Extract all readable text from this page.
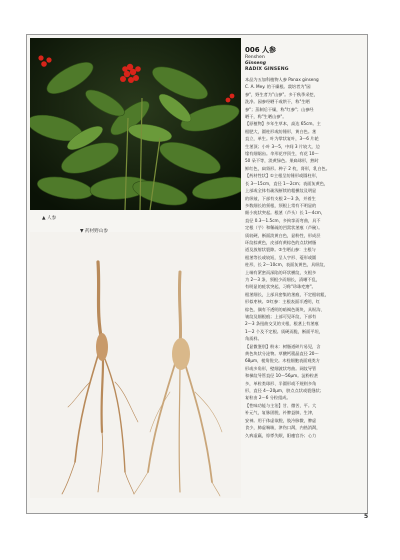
▲ 人参
▼ 药材野山参
006 人参
Renshen
Ginseng
RADIX GINSENG

本品为五加科植物人参 Panax ginseng

C. A. Mey. 的干燥根。栽培者为"园

参"，野生者为"山参"。多于秋季采挖，

洗净。园参经晒干或烘干，称"生晒

参"；蒸制后干燥，称"红参"；山参经

晒干，称"生晒山参"。

【原植物】多年生草本，高达 65cm。主

根肥大，圆柱形或纺锤形，黄白色。茎

直立，单生。叶为掌状复叶，3～6 片轮

生茎顶；小叶 3～5，中间 3 片较大，边

缘有细锯齿。伞形花序顶生，有花 10～

50 朵不等，淡黄绿色。果扁球形，熟时

鲜红色，扁肾形。种子 2 枚，肾形，乳白色。

【药材性状】①主根呈纺锤形或圆柱形，

长 3～15cm，直径 1～2cm；表面灰黄色，

上部或全体有疏浅断续的粗横纹及明显

的纵皱，下部有支根 2～3 条，并着生

多数细长的须根，须根上常有不明显的

细小疣状突起。根茎（芦头）长 1～4cm，

直径 0.3～1.5cm，多拘挛而弯曲，具不

定根（艼）和稀疏的凹窝状茎痕（芦碗）。

质较硬，断面淡黄白色，显粉性，形成层

环纹棕黄色，皮部有黄棕色的点状树脂

道及放射状裂隙。②生晒山参：主根与

根茎等长或较短，呈人字形、菱形或圆

柱形，长 2～10cm，表面灰黄色，具纵纹，

上端有紧密而深陷的环状横纹，支根多

为 2～3 条，须根少而细长，清晰不乱，

有明显的疣状突起，习称"珍珠疙瘩"。

根茎细长，上部具密集的茎痕，不定根较粗，

形似枣核。③红参：主根表面半透明，红

棕色，偶有不透明的暗褐色斑块，具纵沟、

皱纹及细根痕；上部可见环纹，下部有

2～3 条扭曲交叉的支根，根茎上有茎痕

1～2 个及不定根。质硬而脆，断面平坦，

角质样。

【显微鉴别】粉末：树脂道碎片易见，含

黄色块状分泌物。草酸钙簇晶直径 20～

68μm，棱角锐尖。木栓细胞表面观类方

形或多角形，壁细波状弯曲。网纹导管

和梯纹导管直径 10～56μm。淀粉粒甚

多，单粒类球形、半圆形或不规则多角

形，直径 4～20μm，脐点点状或裂缝状；

复粒由 2～6 分粒组成。

【性味功能与主治】甘、微苦，平。大

补元气，复脉固脱，补脾益肺，生津，

安神。用于体虚欲脱，肢冷脉微，脾虚

食少，肺虚喘咳，津伤口渴，内热消渴，

久病虚羸，惊悸失眠，阳痿宫冷；心力

5
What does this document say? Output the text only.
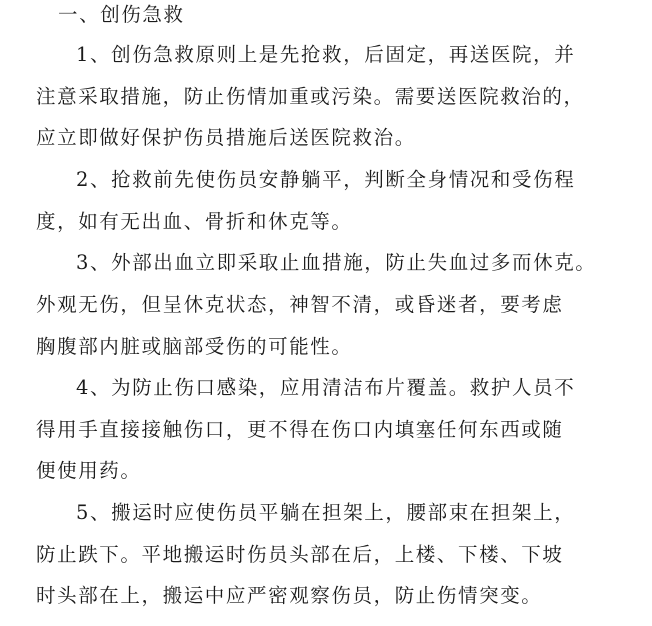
一、创伤急救
1、创伤急救原则上是先抢救，后固定，再送医院，并
注意采取措施，防止伤情加重或污染。需要送医院救治的，
应立即做好保护伤员措施后送医院救治。
2、抢救前先使伤员安静躺平，判断全身情况和受伤程
度，如有无出血、骨折和休克等。
3、外部出血立即采取止血措施，防止失血过多而休克。
外观无伤，但呈休克状态，神智不清，或昏迷者，要考虑
胸腹部内脏或脑部受伤的可能性。
4、为防止伤口感染，应用清洁布片覆盖。救护人员不
得用手直接接触伤口，更不得在伤口内填塞任何东西或随
便使用药。
5、搬运时应使伤员平躺在担架上，腰部束在担架上，
防止跌下。平地搬运时伤员头部在后，上楼、下楼、下坡
时头部在上，搬运中应严密观察伤员，防止伤情突变。
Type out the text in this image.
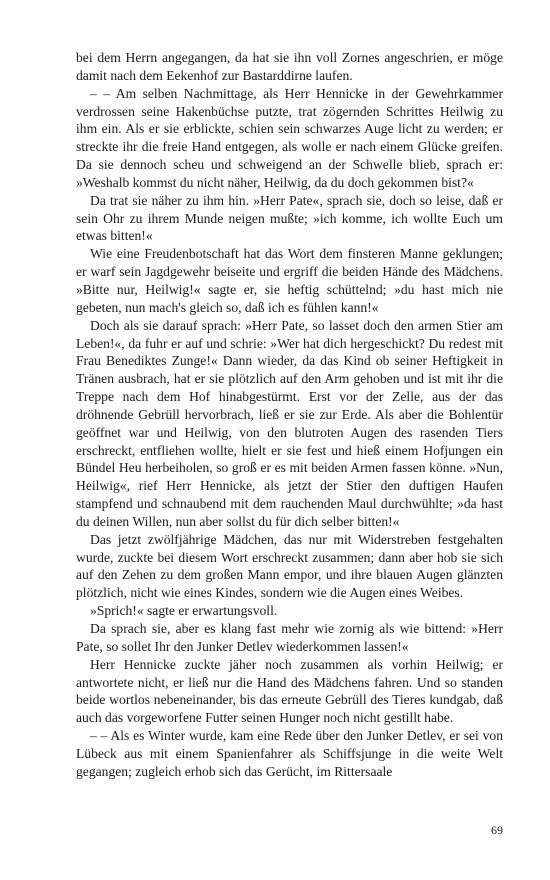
bei dem Herrn angegangen, da hat sie ihn voll Zornes angeschrien, er möge damit nach dem Eekenhof zur Bastarddirne laufen.

– – Am selben Nachmittage, als Herr Hennicke in der Gewehrkammer verdrossen seine Hakenbüchse putzte, trat zögernden Schrittes Heilwig zu ihm ein. Als er sie erblickte, schien sein schwarzes Auge licht zu werden; er streckte ihr die freie Hand entgegen, als wolle er nach einem Glücke greifen. Da sie dennoch scheu und schweigend an der Schwelle blieb, sprach er: »Weshalb kommst du nicht näher, Heilwig, da du doch gekommen bist?«

Da trat sie näher zu ihm hin. »Herr Pate«, sprach sie, doch so leise, daß er sein Ohr zu ihrem Munde neigen mußte; »ich komme, ich wollte Euch um etwas bitten!«

Wie eine Freudenbotschaft hat das Wort dem finsteren Manne geklungen; er warf sein Jagdgewehr beiseite und ergriff die beiden Hände des Mädchens. »Bitte nur, Heilwig!« sagte er, sie heftig schüttelnd; »du hast mich nie gebeten, nun mach's gleich so, daß ich es fühlen kann!«

Doch als sie darauf sprach: »Herr Pate, so lasset doch den armen Stier am Leben!«, da fuhr er auf und schrie: »Wer hat dich hergeschickt? Du redest mit Frau Benediktes Zunge!« Dann wieder, da das Kind ob seiner Heftigkeit in Tränen ausbrach, hat er sie plötzlich auf den Arm gehoben und ist mit ihr die Treppe nach dem Hof hinabgestürmt. Erst vor der Zelle, aus der das dröhnende Gebrüll hervorbrach, ließ er sie zur Erde. Als aber die Bohlentür geöffnet war und Heilwig, von den blutroten Augen des rasenden Tiers erschreckt, entfliehen wollte, hielt er sie fest und hieß einem Hofjungen ein Bündel Heu herbeiholen, so groß er es mit beiden Armen fassen könne. »Nun, Heilwig«, rief Herr Hennicke, als jetzt der Stier den duftigen Haufen stampfend und schnaubend mit dem rauchenden Maul durchwühlte; »da hast du deinen Willen, nun aber sollst du für dich selber bitten!«

Das jetzt zwölfjährige Mädchen, das nur mit Widerstreben festgehalten wurde, zuckte bei diesem Wort erschreckt zusammen; dann aber hob sie sich auf den Zehen zu dem großen Mann empor, und ihre blauen Augen glänzten plötzlich, nicht wie eines Kindes, sondern wie die Augen eines Weibes.

»Sprich!« sagte er erwartungsvoll.

Da sprach sie, aber es klang fast mehr wie zornig als wie bittend: »Herr Pate, so sollet Ihr den Junker Detlev wiederkommen lassen!«

Herr Hennicke zuckte jäher noch zusammen als vorhin Heilwig; er antwortete nicht, er ließ nur die Hand des Mädchens fahren. Und so standen beide wortlos nebeneinander, bis das erneute Gebrüll des Tieres kundgab, daß auch das vorgeworfene Futter seinen Hunger noch nicht gestillt habe.

– – Als es Winter wurde, kam eine Rede über den Junker Detlev, er sei von Lübeck aus mit einem Spanienfahrer als Schiffsjunge in die weite Welt gegangen; zugleich erhob sich das Gerücht, im Rittersaale

69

------

• [What you will do] Lines from the records above that hold "trat" are the ones to list.

• [Written solution]
– – Am selben Nachmittage, als Herr Hennicke in der Gewehrkammer verdrossen seine Hakenbüchse putzte, trat zögernden Schrittes Heilwig zu ihm ein. Als er sie erblickte, schien sein schwarzes Auge licht zu werden; er streckte ihr die freie Hand entgegen, als wolle er nach einem Glücke greifen. Da sie dennoch scheu und schweigend an der Schwelle blieb, sprach er: »Weshalb kommst du nicht näher, Heilwig, da du doch gekommen bist?«
Da trat sie näher zu ihm hin. »Herr Pate«, sprach sie, doch so leise, daß er sein Ohr zu ihrem Munde neigen mußte; »ich komme, ich wollte Euch um etwas bitten!«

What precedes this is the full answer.